What to work on:
Exact repetition of every entry is required.

Extracted data entries:
++++

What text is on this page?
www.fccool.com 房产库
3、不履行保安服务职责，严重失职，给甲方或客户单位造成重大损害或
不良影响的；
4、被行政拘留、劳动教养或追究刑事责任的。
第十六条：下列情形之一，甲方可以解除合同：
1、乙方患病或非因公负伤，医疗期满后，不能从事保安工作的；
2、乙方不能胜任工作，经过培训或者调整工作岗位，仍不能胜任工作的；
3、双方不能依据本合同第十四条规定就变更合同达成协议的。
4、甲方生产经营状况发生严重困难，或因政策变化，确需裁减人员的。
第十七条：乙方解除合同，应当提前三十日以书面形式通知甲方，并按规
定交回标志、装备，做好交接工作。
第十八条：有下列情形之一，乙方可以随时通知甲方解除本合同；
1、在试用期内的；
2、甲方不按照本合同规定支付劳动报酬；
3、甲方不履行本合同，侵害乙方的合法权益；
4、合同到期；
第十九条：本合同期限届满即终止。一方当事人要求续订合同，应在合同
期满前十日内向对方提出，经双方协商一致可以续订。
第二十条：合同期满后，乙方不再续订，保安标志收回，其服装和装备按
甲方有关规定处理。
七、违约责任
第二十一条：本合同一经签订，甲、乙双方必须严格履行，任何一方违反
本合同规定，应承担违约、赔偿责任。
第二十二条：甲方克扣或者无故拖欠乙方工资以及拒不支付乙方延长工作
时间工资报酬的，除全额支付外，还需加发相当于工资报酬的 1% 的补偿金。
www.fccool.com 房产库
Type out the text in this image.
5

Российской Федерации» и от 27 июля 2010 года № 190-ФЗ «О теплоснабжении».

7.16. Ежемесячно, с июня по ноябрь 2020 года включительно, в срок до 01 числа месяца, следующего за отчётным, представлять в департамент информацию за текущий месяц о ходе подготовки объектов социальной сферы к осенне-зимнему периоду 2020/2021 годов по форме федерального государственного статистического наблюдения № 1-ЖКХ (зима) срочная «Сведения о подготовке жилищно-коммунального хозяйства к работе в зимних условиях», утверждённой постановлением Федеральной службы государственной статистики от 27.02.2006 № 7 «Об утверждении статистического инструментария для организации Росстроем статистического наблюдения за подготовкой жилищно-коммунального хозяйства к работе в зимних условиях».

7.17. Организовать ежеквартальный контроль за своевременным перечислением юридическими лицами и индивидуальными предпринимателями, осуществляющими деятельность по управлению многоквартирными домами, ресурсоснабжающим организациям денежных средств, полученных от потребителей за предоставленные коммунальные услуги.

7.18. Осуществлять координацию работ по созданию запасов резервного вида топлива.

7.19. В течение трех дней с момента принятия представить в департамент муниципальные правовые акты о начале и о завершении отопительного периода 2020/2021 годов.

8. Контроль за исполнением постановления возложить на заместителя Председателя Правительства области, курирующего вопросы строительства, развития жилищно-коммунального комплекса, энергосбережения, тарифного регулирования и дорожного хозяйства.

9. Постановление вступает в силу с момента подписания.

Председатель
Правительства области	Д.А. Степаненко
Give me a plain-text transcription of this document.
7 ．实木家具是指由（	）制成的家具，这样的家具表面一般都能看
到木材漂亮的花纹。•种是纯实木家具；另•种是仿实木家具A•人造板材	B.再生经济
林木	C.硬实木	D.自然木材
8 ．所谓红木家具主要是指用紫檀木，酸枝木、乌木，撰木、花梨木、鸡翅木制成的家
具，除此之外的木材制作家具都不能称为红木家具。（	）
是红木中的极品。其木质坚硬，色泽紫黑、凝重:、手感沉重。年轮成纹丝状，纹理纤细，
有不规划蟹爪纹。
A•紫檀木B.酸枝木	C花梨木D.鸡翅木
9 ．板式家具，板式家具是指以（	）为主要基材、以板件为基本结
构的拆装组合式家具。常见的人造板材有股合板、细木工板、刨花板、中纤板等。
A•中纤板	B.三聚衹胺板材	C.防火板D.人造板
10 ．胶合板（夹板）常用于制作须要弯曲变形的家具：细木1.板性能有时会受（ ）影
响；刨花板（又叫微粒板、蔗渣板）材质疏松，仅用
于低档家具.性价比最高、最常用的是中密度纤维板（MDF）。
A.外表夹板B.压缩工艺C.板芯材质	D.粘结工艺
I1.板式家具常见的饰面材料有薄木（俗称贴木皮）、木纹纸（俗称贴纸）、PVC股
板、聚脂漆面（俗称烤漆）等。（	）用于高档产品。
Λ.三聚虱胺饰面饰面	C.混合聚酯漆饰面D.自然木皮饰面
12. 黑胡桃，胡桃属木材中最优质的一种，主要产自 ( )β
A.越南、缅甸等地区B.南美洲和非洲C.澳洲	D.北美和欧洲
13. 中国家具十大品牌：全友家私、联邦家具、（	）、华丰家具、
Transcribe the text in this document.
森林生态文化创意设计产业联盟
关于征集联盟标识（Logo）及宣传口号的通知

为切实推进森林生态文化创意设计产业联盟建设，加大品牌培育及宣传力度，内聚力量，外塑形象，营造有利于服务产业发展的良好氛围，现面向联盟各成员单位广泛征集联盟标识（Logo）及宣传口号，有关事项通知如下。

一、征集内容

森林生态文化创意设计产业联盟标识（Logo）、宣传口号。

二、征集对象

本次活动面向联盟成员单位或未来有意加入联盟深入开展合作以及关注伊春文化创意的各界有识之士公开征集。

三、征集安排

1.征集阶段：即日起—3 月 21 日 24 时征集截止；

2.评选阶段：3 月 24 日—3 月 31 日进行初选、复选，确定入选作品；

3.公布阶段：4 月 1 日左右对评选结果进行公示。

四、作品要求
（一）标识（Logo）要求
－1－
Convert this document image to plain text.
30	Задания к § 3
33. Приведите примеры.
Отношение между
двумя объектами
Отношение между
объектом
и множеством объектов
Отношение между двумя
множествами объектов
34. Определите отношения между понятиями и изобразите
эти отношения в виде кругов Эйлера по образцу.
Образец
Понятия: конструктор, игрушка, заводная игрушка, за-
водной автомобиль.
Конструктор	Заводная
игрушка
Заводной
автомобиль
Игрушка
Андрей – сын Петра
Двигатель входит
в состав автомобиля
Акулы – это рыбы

++++

Response to this exercise:
What text is on this page?
www.fccool.com 房产库
3、不履行保安服务职责，严重失职，给甲方或客户单位造成重大损害或
不良影响的；
4、被行政拘留、劳动教养或追究刑事责任的。
第十六条：下列情形之一，甲方可以解除合同：
1、乙方患病或非因公负伤，医疗期满后，不能从事保安工作的；
2、乙方不能胜任工作，经过培训或者调整工作岗位，仍不能胜任工作的；
3、双方不能依据本合同第十四条规定就变更合同达成协议的。
4、甲方生产经营状况发生严重困难，或因政策变化，确需裁减人员的。
第十七条：乙方解除合同，应当提前三十日以书面形式通知甲方，并按规
定交回标志、装备，做好交接工作。
第十八条：有下列情形之一，乙方可以随时通知甲方解除本合同；
1、在试用期内的；
2、甲方不按照本合同规定支付劳动报酬；
3、甲方不履行本合同，侵害乙方的合法权益；
4、合同到期；
第十九条：本合同期限届满即终止。一方当事人要求续订合同，应在合同
期满前十日内向对方提出，经双方协商一致可以续订。
第二十条：合同期满后，乙方不再续订，保安标志收回，其服装和装备按
甲方有关规定处理。
七、违约责任
第二十一条：本合同一经签订，甲、乙双方必须严格履行，任何一方违反
本合同规定，应承担违约、赔偿责任。
第二十二条：甲方克扣或者无故拖欠乙方工资以及拒不支付乙方延长工作
时间工资报酬的，除全额支付外，还需加发相当于工资报酬的 1% 的补偿金。
www.fccool.com 房产库
Type out the text in this image.
5

Российской Федерации» и от 27 июля 2010 года № 190-ФЗ «О теплоснабжении».

7.16. Ежемесячно, с июня по ноябрь 2020 года включительно, в срок до 01 числа месяца, следующего за отчётным, представлять в департамент информацию за текущий месяц о ходе подготовки объектов социальной сферы к осенне-зимнему периоду 2020/2021 годов по форме федерального государственного статистического наблюдения № 1-ЖКХ (зима) срочная «Сведения о подготовке жилищно-коммунального хозяйства к работе в зимних условиях», утверждённой постановлением Федеральной службы государственной статистики от 27.02.2006 № 7 «Об утверждении статистического инструментария для организации Росстроем статистического наблюдения за подготовкой жилищно-коммунального хозяйства к работе в зимних условиях».

7.17. Организовать ежеквартальный контроль за своевременным перечислением юридическими лицами и индивидуальными предпринимателями, осуществляющими деятельность по управлению многоквартирными домами, ресурсоснабжающим организациям денежных средств, полученных от потребителей за предоставленные коммунальные услуги.

7.18. Осуществлять координацию работ по созданию запасов резервного вида топлива.

7.19. В течение трех дней с момента принятия представить в департамент муниципальные правовые акты о начале и о завершении отопительного периода 2020/2021 годов.

8. Контроль за исполнением постановления возложить на заместителя Председателя Правительства области, курирующего вопросы строительства, развития жилищно-коммунального комплекса, энергосбережения, тарифного регулирования и дорожного хозяйства.

9. Постановление вступает в силу с момента подписания.

Председатель
Правительства области	Д.А. Степаненко
Give me a plain-text transcription of this document.
7 ．实木家具是指由（	）制成的家具，这样的家具表面一般都能看
到木材漂亮的花纹。•种是纯实木家具；另•种是仿实木家具A•人造板材	B.再生经济
林木	C.硬实木	D.自然木材
8 ．所谓红木家具主要是指用紫檀木，酸枝木、乌木，撰木、花梨木、鸡翅木制成的家
具，除此之外的木材制作家具都不能称为红木家具。（	）
是红木中的极品。其木质坚硬，色泽紫黑、凝重:、手感沉重。年轮成纹丝状，纹理纤细，
有不规划蟹爪纹。
A•紫檀木B.酸枝木	C花梨木D.鸡翅木
9 ．板式家具，板式家具是指以（	）为主要基材、以板件为基本结
构的拆装组合式家具。常见的人造板材有股合板、细木工板、刨花板、中纤板等。
A•中纤板	B.三聚衹胺板材	C.防火板D.人造板
10 ．胶合板（夹板）常用于制作须要弯曲变形的家具：细木1.板性能有时会受（ ）影
响；刨花板（又叫微粒板、蔗渣板）材质疏松，仅用
于低档家具.性价比最高、最常用的是中密度纤维板（MDF）。
A.外表夹板B.压缩工艺C.板芯材质	D.粘结工艺
I1.板式家具常见的饰面材料有薄木（俗称贴木皮）、木纹纸（俗称贴纸）、PVC股
板、聚脂漆面（俗称烤漆）等。（	）用于高档产品。
Λ.三聚虱胺饰面饰面	C.混合聚酯漆饰面D.自然木皮饰面
12. 黑胡桃，胡桃属木材中最优质的一种，主要产自 ( )β
A.越南、缅甸等地区B.南美洲和非洲C.澳洲	D.北美和欧洲
13. 中国家具十大品牌：全友家私、联邦家具、（	）、华丰家具、
Transcribe the text in this document.
森林生态文化创意设计产业联盟
关于征集联盟标识（Logo）及宣传口号的通知

为切实推进森林生态文化创意设计产业联盟建设，加大品牌培育及宣传力度，内聚力量，外塑形象，营造有利于服务产业发展的良好氛围，现面向联盟各成员单位广泛征集联盟标识（Logo）及宣传口号，有关事项通知如下。

一、征集内容

森林生态文化创意设计产业联盟标识（Logo）、宣传口号。

二、征集对象

本次活动面向联盟成员单位或未来有意加入联盟深入开展合作以及关注伊春文化创意的各界有识之士公开征集。

三、征集安排

1.征集阶段：即日起—3 月 21 日 24 时征集截止；

2.评选阶段：3 月 24 日—3 月 31 日进行初选、复选，确定入选作品；

3.公布阶段：4 月 1 日左右对评选结果进行公示。

四、作品要求
（一）标识（Logo）要求
－1－
Convert this document image to plain text.
30	Задания к § 3
33. Приведите примеры.
Отношение между
двумя объектами
Отношение между
объектом
и множеством объектов
Отношение между двумя
множествами объектов
34. Определите отношения между понятиями и изобразите
эти отношения в виде кругов Эйлера по образцу.
Образец
Понятия: конструктор, игрушка, заводная игрушка, за-
водной автомобиль.
Конструктор	Заводная
игрушка
Заводной
автомобиль
Игрушка
Андрей – сын Петра
Двигатель входит
в состав автомобиля
Акулы – это рыбы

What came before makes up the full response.